## DATASET EXTRACT

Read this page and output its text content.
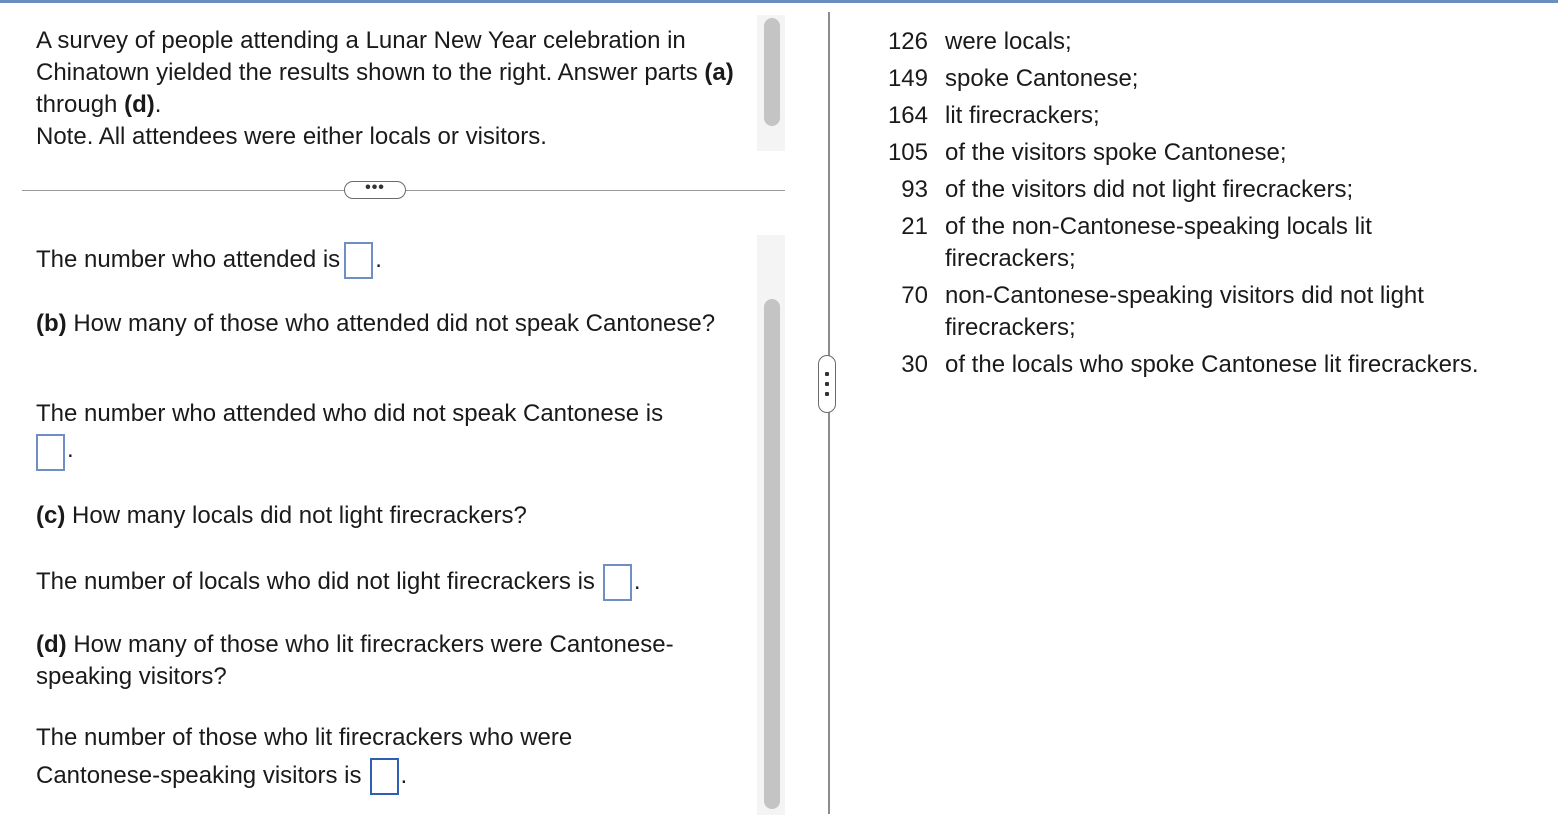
A survey of people attending a Lunar New Year celebration in Chinatown yielded the results shown to the right. Answer parts (a) through (d).
Note. All attendees were either locals or visitors.
•••
The number who attended is .
(b) How many of those who attended did not speak Cantonese?
The number who attended who did not speak Cantonese is
.
(c) How many locals did not light firecrackers?
The number of locals who did not light firecrackers is .
(d) How many of those who lit firecrackers were Cantonese-speaking visitors?
The number of those who lit firecrackers who were
Cantonese-speaking visitors is .
126 were locals;
149 spoke Cantonese;
164 lit firecrackers;
105 of the visitors spoke Cantonese;
93 of the visitors did not light firecrackers;
21 of the non-Cantonese-speaking locals lit firecrackers;
70 non-Cantonese-speaking visitors did not light firecrackers;
30 of the locals who spoke Cantonese lit firecrackers.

## WORK INSTRUCTIONS
Find every line in the listing that holds the string "were", then say how many there are as a bare number.

## WRITTEN SOLUTION
4